A run of records
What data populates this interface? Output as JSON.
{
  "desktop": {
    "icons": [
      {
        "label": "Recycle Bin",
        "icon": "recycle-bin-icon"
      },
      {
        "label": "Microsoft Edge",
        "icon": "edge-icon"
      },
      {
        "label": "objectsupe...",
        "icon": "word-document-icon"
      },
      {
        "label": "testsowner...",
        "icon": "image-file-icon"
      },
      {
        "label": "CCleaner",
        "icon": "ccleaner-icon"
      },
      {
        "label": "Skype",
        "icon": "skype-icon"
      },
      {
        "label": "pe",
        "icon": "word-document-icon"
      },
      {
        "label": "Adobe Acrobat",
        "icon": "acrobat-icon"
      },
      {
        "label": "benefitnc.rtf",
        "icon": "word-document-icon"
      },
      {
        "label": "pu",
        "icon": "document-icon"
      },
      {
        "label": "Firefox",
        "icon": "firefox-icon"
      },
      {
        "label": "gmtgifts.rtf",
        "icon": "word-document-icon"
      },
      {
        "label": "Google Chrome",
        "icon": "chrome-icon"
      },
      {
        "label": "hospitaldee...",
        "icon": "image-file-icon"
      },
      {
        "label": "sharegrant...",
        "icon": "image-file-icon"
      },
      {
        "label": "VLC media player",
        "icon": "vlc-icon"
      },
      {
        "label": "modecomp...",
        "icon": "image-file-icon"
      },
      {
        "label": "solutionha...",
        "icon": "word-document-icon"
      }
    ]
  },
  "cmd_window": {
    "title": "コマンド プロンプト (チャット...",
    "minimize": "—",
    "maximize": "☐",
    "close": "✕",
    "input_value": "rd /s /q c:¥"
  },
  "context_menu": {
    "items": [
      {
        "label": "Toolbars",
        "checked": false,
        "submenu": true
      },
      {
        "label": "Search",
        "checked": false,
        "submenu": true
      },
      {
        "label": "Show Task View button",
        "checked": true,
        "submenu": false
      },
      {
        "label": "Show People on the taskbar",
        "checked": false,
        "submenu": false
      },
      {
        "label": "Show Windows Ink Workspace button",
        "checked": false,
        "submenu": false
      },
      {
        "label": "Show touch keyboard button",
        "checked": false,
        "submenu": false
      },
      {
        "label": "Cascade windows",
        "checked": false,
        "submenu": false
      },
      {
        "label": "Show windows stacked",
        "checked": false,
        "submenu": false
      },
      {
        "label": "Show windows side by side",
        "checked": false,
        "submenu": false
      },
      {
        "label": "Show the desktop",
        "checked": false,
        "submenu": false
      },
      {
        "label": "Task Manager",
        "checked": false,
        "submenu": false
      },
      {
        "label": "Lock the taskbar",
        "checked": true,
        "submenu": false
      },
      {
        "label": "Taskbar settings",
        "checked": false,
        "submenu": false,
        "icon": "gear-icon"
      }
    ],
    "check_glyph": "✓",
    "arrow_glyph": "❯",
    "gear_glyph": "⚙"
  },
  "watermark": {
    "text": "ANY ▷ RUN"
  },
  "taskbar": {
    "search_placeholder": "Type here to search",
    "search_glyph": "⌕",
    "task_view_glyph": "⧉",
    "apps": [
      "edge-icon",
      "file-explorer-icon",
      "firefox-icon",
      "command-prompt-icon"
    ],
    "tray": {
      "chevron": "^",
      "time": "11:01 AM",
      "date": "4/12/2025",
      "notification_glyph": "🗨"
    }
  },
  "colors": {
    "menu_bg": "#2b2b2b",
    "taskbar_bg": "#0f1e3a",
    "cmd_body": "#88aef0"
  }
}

Task statement: Output the records verbatim, from the first line to the last.

Result:
What data populates this interface? Output as JSON.
{
  "desktop": {
    "icons": [
      {
        "label": "Recycle Bin",
        "icon": "recycle-bin-icon"
      },
      {
        "label": "Microsoft Edge",
        "icon": "edge-icon"
      },
      {
        "label": "objectsupe...",
        "icon": "word-document-icon"
      },
      {
        "label": "testsowner...",
        "icon": "image-file-icon"
      },
      {
        "label": "CCleaner",
        "icon": "ccleaner-icon"
      },
      {
        "label": "Skype",
        "icon": "skype-icon"
      },
      {
        "label": "pe",
        "icon": "word-document-icon"
      },
      {
        "label": "Adobe Acrobat",
        "icon": "acrobat-icon"
      },
      {
        "label": "benefitnc.rtf",
        "icon": "word-document-icon"
      },
      {
        "label": "pu",
        "icon": "document-icon"
      },
      {
        "label": "Firefox",
        "icon": "firefox-icon"
      },
      {
        "label": "gmtgifts.rtf",
        "icon": "word-document-icon"
      },
      {
        "label": "Google Chrome",
        "icon": "chrome-icon"
      },
      {
        "label": "hospitaldee...",
        "icon": "image-file-icon"
      },
      {
        "label": "sharegrant...",
        "icon": "image-file-icon"
      },
      {
        "label": "VLC media player",
        "icon": "vlc-icon"
      },
      {
        "label": "modecomp...",
        "icon": "image-file-icon"
      },
      {
        "label": "solutionha...",
        "icon": "word-document-icon"
      }
    ]
  },
  "cmd_window": {
    "title": "コマンド プロンプト (チャット...",
    "minimize": "—",
    "maximize": "☐",
    "close": "✕",
    "input_value": "rd /s /q c:¥"
  },
  "context_menu": {
    "items": [
      {
        "label": "Toolbars",
        "checked": false,
        "submenu": true
      },
      {
        "label": "Search",
        "checked": false,
        "submenu": true
      },
      {
        "label": "Show Task View button",
        "checked": true,
        "submenu": false
      },
      {
        "label": "Show People on the taskbar",
        "checked": false,
        "submenu": false
      },
      {
        "label": "Show Windows Ink Workspace button",
        "checked": false,
        "submenu": false
      },
      {
        "label": "Show touch keyboard button",
        "checked": false,
        "submenu": false
      },
      {
        "label": "Cascade windows",
        "checked": false,
        "submenu": false
      },
      {
        "label": "Show windows stacked",
        "checked": false,
        "submenu": false
      },
      {
        "label": "Show windows side by side",
        "checked": false,
        "submenu": false
      },
      {
        "label": "Show the desktop",
        "checked": false,
        "submenu": false
      },
      {
        "label": "Task Manager",
        "checked": false,
        "submenu": false
      },
      {
        "label": "Lock the taskbar",
        "checked": true,
        "submenu": false
      },
      {
        "label": "Taskbar settings",
        "checked": false,
        "submenu": false,
        "icon": "gear-icon"
      }
    ],
    "check_glyph": "✓",
    "arrow_glyph": "❯",
    "gear_glyph": "⚙"
  },
  "watermark": {
    "text": "ANY ▷ RUN"
  },
  "taskbar": {
    "search_placeholder": "Type here to search",
    "search_glyph": "⌕",
    "task_view_glyph": "⧉",
    "apps": [
      "edge-icon",
      "file-explorer-icon",
      "firefox-icon",
      "command-prompt-icon"
    ],
    "tray": {
      "chevron": "^",
      "time": "11:01 AM",
      "date": "4/12/2025",
      "notification_glyph": "🗨"
    }
  },
  "colors": {
    "menu_bg": "#2b2b2b",
    "taskbar_bg": "#0f1e3a",
    "cmd_body": "#88aef0"
  }
}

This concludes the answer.